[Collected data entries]
******************************
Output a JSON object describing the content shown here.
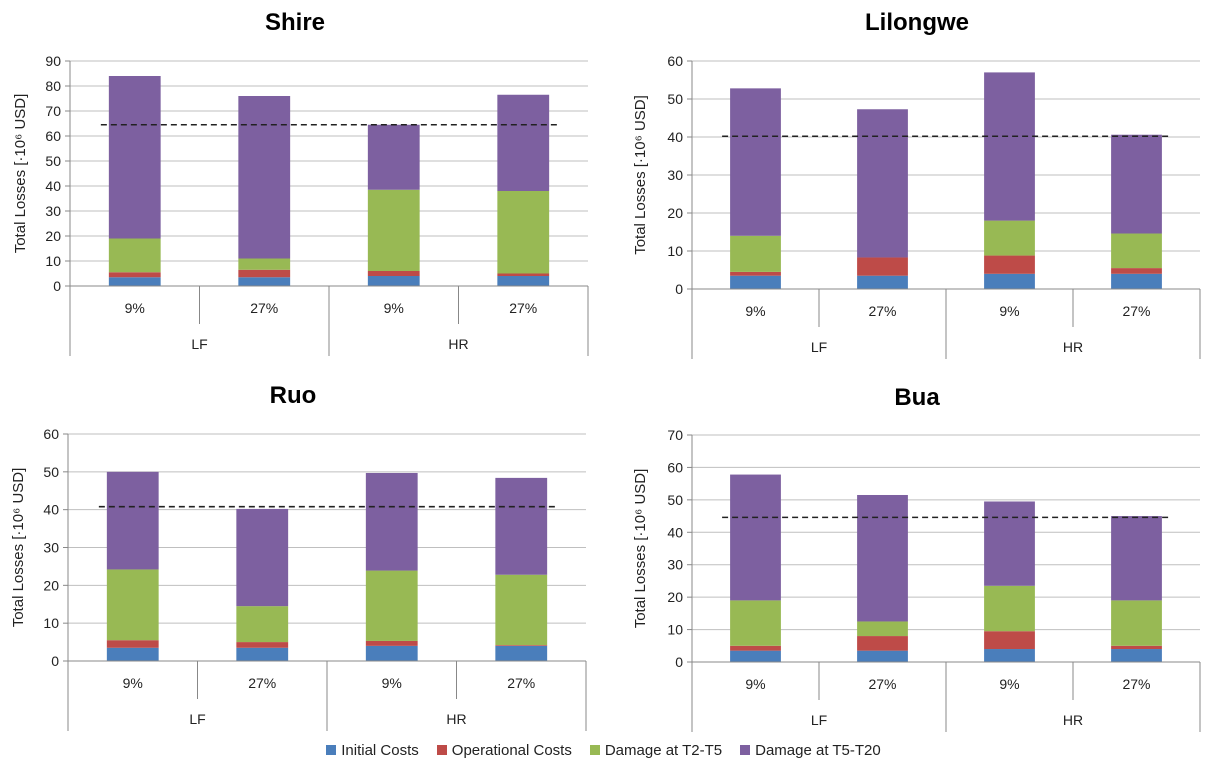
{
  "chart_data": [
    {
      "type": "bar",
      "stacked": true,
      "title": "Shire",
      "ylabel": "Total Losses [·10⁶ USD]",
      "ylim": [
        0,
        90
      ],
      "yticks": [
        0,
        10,
        20,
        30,
        40,
        50,
        60,
        70,
        80,
        90
      ],
      "categories": [
        "9%",
        "27%",
        "9%",
        "27%"
      ],
      "groups": [
        {
          "label": "LF",
          "span": 2
        },
        {
          "label": "HR",
          "span": 2
        }
      ],
      "series": [
        {
          "name": "Initial Costs",
          "values": [
            3.5,
            3.5,
            4,
            4
          ]
        },
        {
          "name": "Operational Costs",
          "values": [
            2,
            3,
            2,
            1
          ]
        },
        {
          "name": "Damage at T2-T5",
          "values": [
            13.5,
            4.5,
            32.5,
            33
          ]
        },
        {
          "name": "Damage at T5-T20",
          "values": [
            65,
            65,
            26,
            38.5
          ]
        }
      ],
      "reference_line": 64.5
    },
    {
      "type": "bar",
      "stacked": true,
      "title": "Lilongwe",
      "ylabel": "Total Losses [·10⁶ USD]",
      "ylim": [
        0,
        60
      ],
      "yticks": [
        0,
        10,
        20,
        30,
        40,
        50,
        60
      ],
      "categories": [
        "9%",
        "27%",
        "9%",
        "27%"
      ],
      "groups": [
        {
          "label": "LF",
          "span": 2
        },
        {
          "label": "HR",
          "span": 2
        }
      ],
      "series": [
        {
          "name": "Initial Costs",
          "values": [
            3.5,
            3.5,
            4,
            4
          ]
        },
        {
          "name": "Operational Costs",
          "values": [
            1,
            4.8,
            4.8,
            1.5
          ]
        },
        {
          "name": "Damage at T2-T5",
          "values": [
            9.5,
            0,
            9.2,
            9.1
          ]
        },
        {
          "name": "Damage at T5-T20",
          "values": [
            38.8,
            39,
            39,
            26
          ]
        }
      ],
      "reference_line": 40.2
    },
    {
      "type": "bar",
      "stacked": true,
      "title": "Ruo",
      "ylabel": "Total Losses [·10⁶ USD]",
      "ylim": [
        0,
        60
      ],
      "yticks": [
        0,
        10,
        20,
        30,
        40,
        50,
        60
      ],
      "categories": [
        "9%",
        "27%",
        "9%",
        "27%"
      ],
      "groups": [
        {
          "label": "LF",
          "span": 2
        },
        {
          "label": "HR",
          "span": 2
        }
      ],
      "series": [
        {
          "name": "Initial Costs",
          "values": [
            3.5,
            3.5,
            4,
            4
          ]
        },
        {
          "name": "Operational Costs",
          "values": [
            2,
            1.5,
            1.3,
            0.2
          ]
        },
        {
          "name": "Damage at T2-T5",
          "values": [
            18.7,
            9.5,
            18.6,
            18.6
          ]
        },
        {
          "name": "Damage at T5-T20",
          "values": [
            25.8,
            25.7,
            25.8,
            25.6
          ]
        }
      ],
      "reference_line": 40.8
    },
    {
      "type": "bar",
      "stacked": true,
      "title": "Bua",
      "ylabel": "Total Losses [·10⁶ USD]",
      "ylim": [
        0,
        70
      ],
      "yticks": [
        0,
        10,
        20,
        30,
        40,
        50,
        60,
        70
      ],
      "categories": [
        "9%",
        "27%",
        "9%",
        "27%"
      ],
      "groups": [
        {
          "label": "LF",
          "span": 2
        },
        {
          "label": "HR",
          "span": 2
        }
      ],
      "series": [
        {
          "name": "Initial Costs",
          "values": [
            3.5,
            3.5,
            4,
            4
          ]
        },
        {
          "name": "Operational Costs",
          "values": [
            1.5,
            4.5,
            5.5,
            1
          ]
        },
        {
          "name": "Damage at T2-T5",
          "values": [
            14,
            4.5,
            14,
            14
          ]
        },
        {
          "name": "Damage at T5-T20",
          "values": [
            38.8,
            39,
            26,
            26
          ]
        }
      ],
      "reference_line": 44.6
    }
  ],
  "legend": [
    {
      "label": "Initial Costs",
      "color": "#4a7ebb"
    },
    {
      "label": "Operational Costs",
      "color": "#be4b48"
    },
    {
      "label": "Damage at T2-T5",
      "color": "#98b954"
    },
    {
      "label": "Damage at T5-T20",
      "color": "#7d60a0"
    }
  ],
  "colors": {
    "grid": "#bfbfbf",
    "axis": "#888888",
    "reference_line": "#222222"
  }
}
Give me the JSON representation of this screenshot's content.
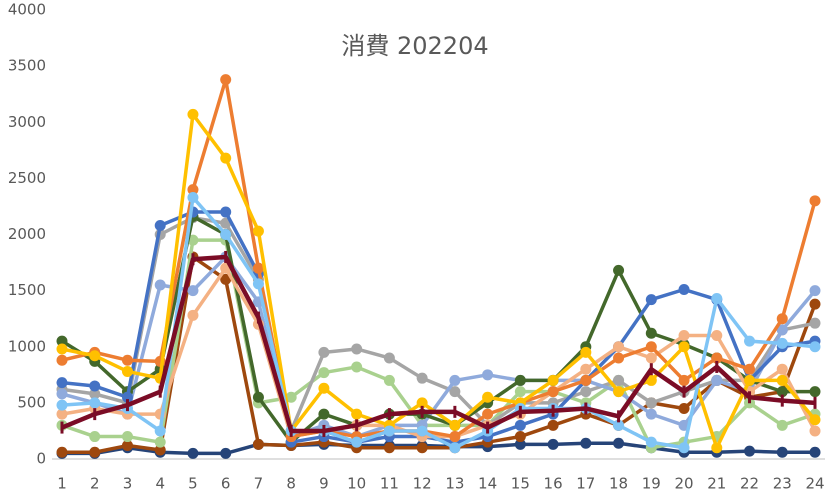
{
  "chart_data": {
    "type": "line",
    "title": "消費 202204",
    "x": [
      1,
      2,
      3,
      4,
      5,
      6,
      7,
      8,
      9,
      10,
      11,
      12,
      13,
      14,
      15,
      16,
      17,
      18,
      19,
      20,
      21,
      22,
      23,
      24
    ],
    "xlim": [
      1,
      24
    ],
    "xticks": [
      1,
      2,
      3,
      4,
      5,
      6,
      7,
      8,
      9,
      10,
      11,
      12,
      13,
      14,
      15,
      16,
      17,
      18,
      19,
      20,
      21,
      22,
      23,
      24
    ],
    "ylim": [
      0,
      4000
    ],
    "yticks": [
      0,
      500,
      1000,
      1500,
      2000,
      2500,
      3000,
      3500,
      4000
    ],
    "grid": false,
    "series": [
      {
        "color": "#264478",
        "values": [
          50,
          50,
          100,
          60,
          50,
          50,
          130,
          120,
          130,
          120,
          120,
          120,
          110,
          110,
          130,
          130,
          140,
          140,
          100,
          60,
          60,
          70,
          60,
          60
        ]
      },
      {
        "color": "#9E480E",
        "values": [
          60,
          60,
          120,
          80,
          1800,
          1600,
          130,
          120,
          150,
          100,
          100,
          100,
          100,
          150,
          200,
          300,
          400,
          300,
          500,
          450,
          700,
          550,
          600,
          1380
        ]
      },
      {
        "color": "#A9D18E",
        "values": [
          300,
          200,
          200,
          150,
          1950,
          1950,
          500,
          550,
          770,
          820,
          700,
          300,
          300,
          300,
          600,
          600,
          500,
          700,
          100,
          150,
          200,
          500,
          300,
          400
        ]
      },
      {
        "color": "#A5A5A5",
        "values": [
          620,
          580,
          500,
          2000,
          2150,
          2100,
          1600,
          250,
          950,
          980,
          900,
          720,
          600,
          300,
          500,
          500,
          600,
          700,
          500,
          600,
          700,
          700,
          1150,
          1210
        ]
      },
      {
        "color": "#8FAADC",
        "values": [
          580,
          500,
          400,
          1550,
          1500,
          1800,
          1400,
          200,
          300,
          200,
          300,
          300,
          700,
          750,
          700,
          700,
          700,
          600,
          400,
          300,
          700,
          600,
          1150,
          1500
        ]
      },
      {
        "color": "#43682B",
        "values": [
          1050,
          870,
          600,
          800,
          2160,
          2000,
          550,
          150,
          400,
          300,
          400,
          400,
          300,
          500,
          700,
          700,
          1000,
          1680,
          1120,
          1020,
          900,
          700,
          600,
          600
        ]
      },
      {
        "color": "#4472C4",
        "values": [
          680,
          650,
          550,
          2080,
          2200,
          2200,
          1650,
          150,
          200,
          150,
          200,
          200,
          150,
          200,
          300,
          400,
          700,
          1000,
          1420,
          1510,
          1420,
          700,
          1000,
          1050
        ]
      },
      {
        "color": "#F4B183",
        "values": [
          400,
          450,
          400,
          400,
          1280,
          1700,
          1200,
          200,
          250,
          300,
          300,
          200,
          200,
          300,
          400,
          600,
          800,
          1000,
          900,
          1100,
          1100,
          600,
          800,
          250
        ]
      },
      {
        "color": "#ED7D31",
        "values": [
          880,
          950,
          880,
          870,
          2400,
          3380,
          1700,
          200,
          250,
          200,
          250,
          250,
          200,
          400,
          500,
          600,
          700,
          900,
          1000,
          700,
          900,
          800,
          1250,
          2300
        ]
      },
      {
        "color": "#FFC000",
        "values": [
          980,
          920,
          780,
          720,
          3070,
          2680,
          2030,
          250,
          630,
          400,
          300,
          500,
          300,
          550,
          500,
          700,
          950,
          600,
          700,
          1000,
          100,
          700,
          700,
          350
        ]
      },
      {
        "color": "#7FC4F5",
        "values": [
          480,
          500,
          450,
          250,
          2330,
          2000,
          1560,
          250,
          250,
          150,
          250,
          250,
          100,
          250,
          450,
          450,
          450,
          300,
          150,
          100,
          1430,
          1050,
          1030,
          1000
        ]
      },
      {
        "color": "#7B0C26",
        "values": [
          280,
          400,
          480,
          600,
          1780,
          1800,
          1260,
          250,
          250,
          300,
          400,
          420,
          420,
          280,
          420,
          430,
          450,
          380,
          800,
          600,
          820,
          550,
          520,
          500
        ]
      }
    ]
  }
}
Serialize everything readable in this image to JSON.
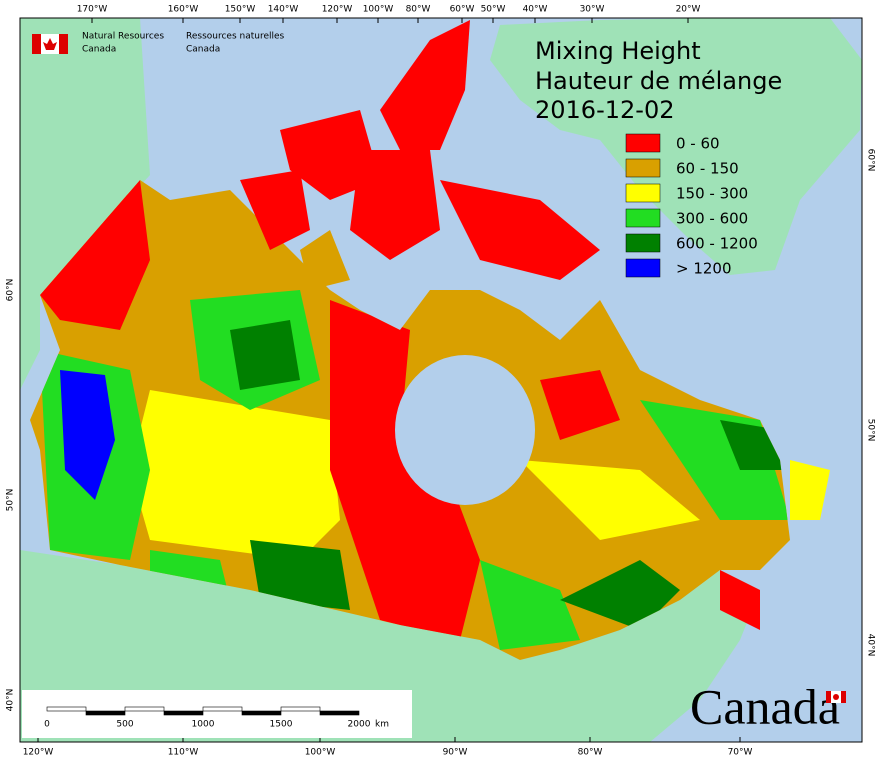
{
  "header": {
    "agency_en": [
      "Natural Resources",
      "Canada"
    ],
    "agency_fr": [
      "Ressources naturelles",
      "Canada"
    ]
  },
  "title": {
    "line1": "Mixing Height",
    "line2": "Hauteur de mélange",
    "date": "2016-12-02"
  },
  "legend": [
    {
      "label": "0 - 60",
      "color": "#ff0000"
    },
    {
      "label": "60 - 150",
      "color": "#d9a000"
    },
    {
      "label": "150 - 300",
      "color": "#ffff00"
    },
    {
      "label": "300 - 600",
      "color": "#22dd22"
    },
    {
      "label": "600 - 1200",
      "color": "#008000"
    },
    {
      "label": "> 1200",
      "color": "#0000ff"
    }
  ],
  "graticule": {
    "top": [
      "170°W",
      "160°W",
      "150°W",
      "140°W",
      "120°W",
      "100°W",
      "80°W",
      "60°W",
      "50°W",
      "40°W",
      "30°W",
      "20°W"
    ],
    "bottom": [
      "120°W",
      "110°W",
      "100°W",
      "90°W",
      "80°W",
      "70°W"
    ],
    "left": [
      "60°N",
      "50°N",
      "40°N"
    ],
    "right": [
      "60°N",
      "50°N",
      "40°N"
    ]
  },
  "scale_bar": {
    "labels": [
      "0",
      "500",
      "1000",
      "1500",
      "2000"
    ],
    "unit": "km"
  },
  "wordmark": "Canada"
}
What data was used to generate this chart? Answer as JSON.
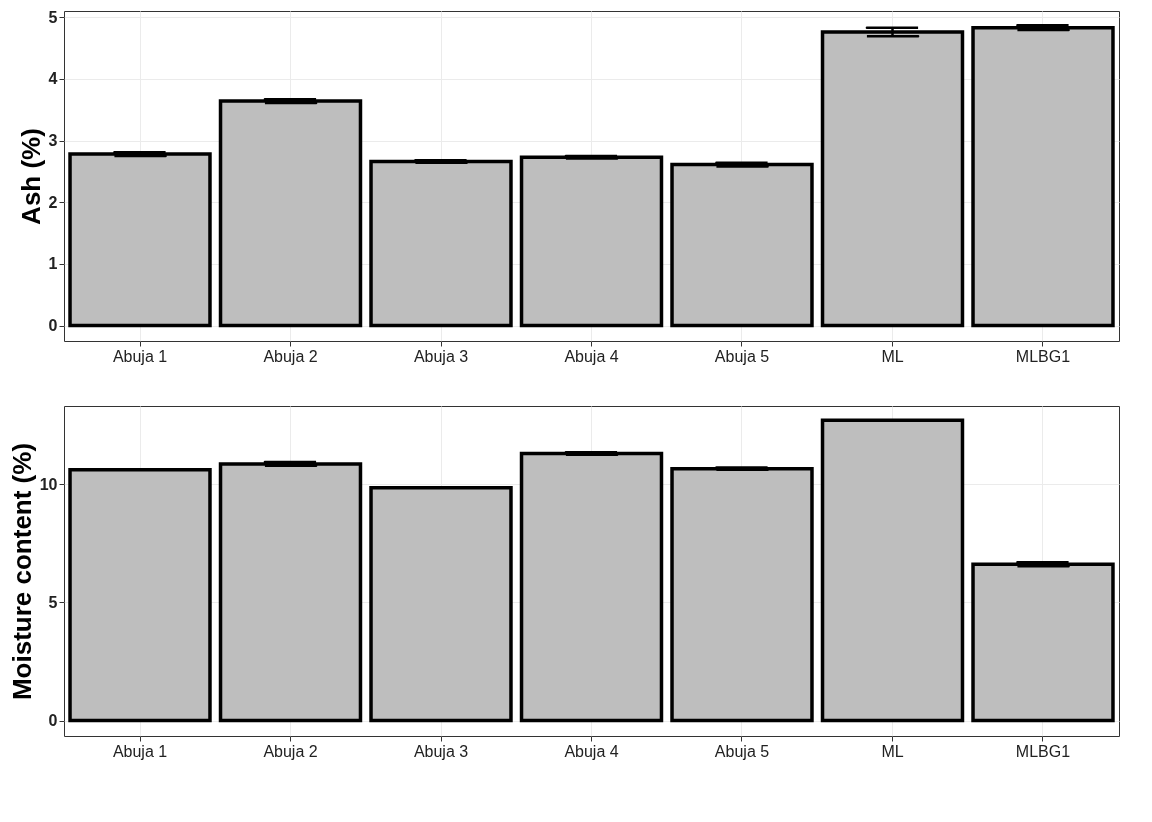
{
  "chart_data": [
    {
      "type": "bar",
      "ylabel": "Ash (%)",
      "categories": [
        "Abuja 1",
        "Abuja 2",
        "Abuja 3",
        "Abuja 4",
        "Abuja 5",
        "ML",
        "MLBG1"
      ],
      "values": [
        2.78,
        3.64,
        2.66,
        2.73,
        2.61,
        4.76,
        4.83
      ],
      "errors": [
        0.03,
        0.03,
        0.02,
        0.02,
        0.03,
        0.07,
        0.04
      ],
      "color": "#bebebe",
      "ylim": [
        -0.25,
        5.1
      ],
      "yticks": [
        0,
        1,
        2,
        3,
        4,
        5
      ],
      "grid": true
    },
    {
      "type": "bar",
      "ylabel": "Moisture content (%)",
      "categories": [
        "Abuja 1",
        "Abuja 2",
        "Abuja 3",
        "Abuja 4",
        "Abuja 5",
        "ML",
        "MLBG1"
      ],
      "values": [
        10.6,
        10.85,
        9.84,
        11.29,
        10.65,
        12.7,
        6.61
      ],
      "errors": [
        null,
        0.08,
        null,
        0.05,
        0.05,
        null,
        0.08
      ],
      "color": "#bebebe",
      "ylim": [
        -0.65,
        13.3
      ],
      "yticks": [
        0,
        5,
        10
      ],
      "grid": true
    }
  ]
}
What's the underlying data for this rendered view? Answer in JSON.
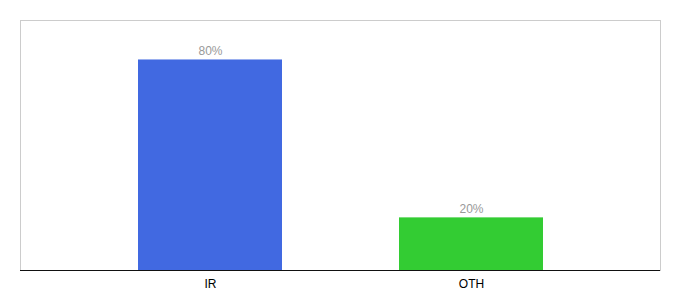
{
  "chart_data": {
    "type": "bar",
    "categories": [
      "IR",
      "OTH"
    ],
    "values": [
      80,
      20
    ],
    "value_labels": [
      "80%",
      "20%"
    ],
    "colors": [
      "#4169e1",
      "#33cc33"
    ],
    "ylim": [
      0,
      95
    ],
    "data_labels": true,
    "tick_labels": "x"
  }
}
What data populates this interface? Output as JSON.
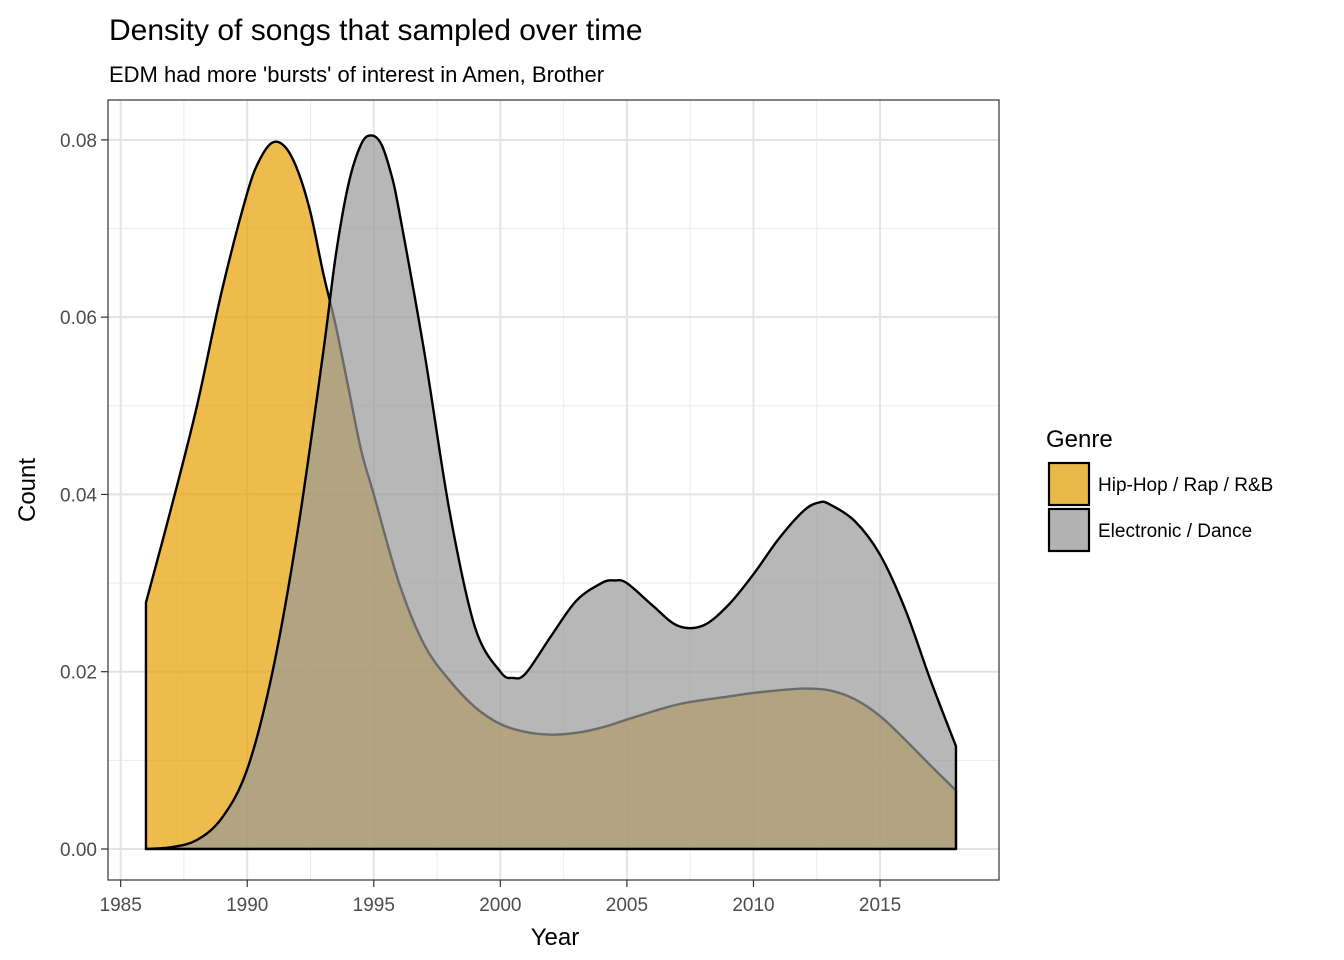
******************************
§ **TASK STATEMENT**
Find every line with "What" in the listing and state how many there are, nothing else.

§ **SOLUTION FOR THIS TASK**
3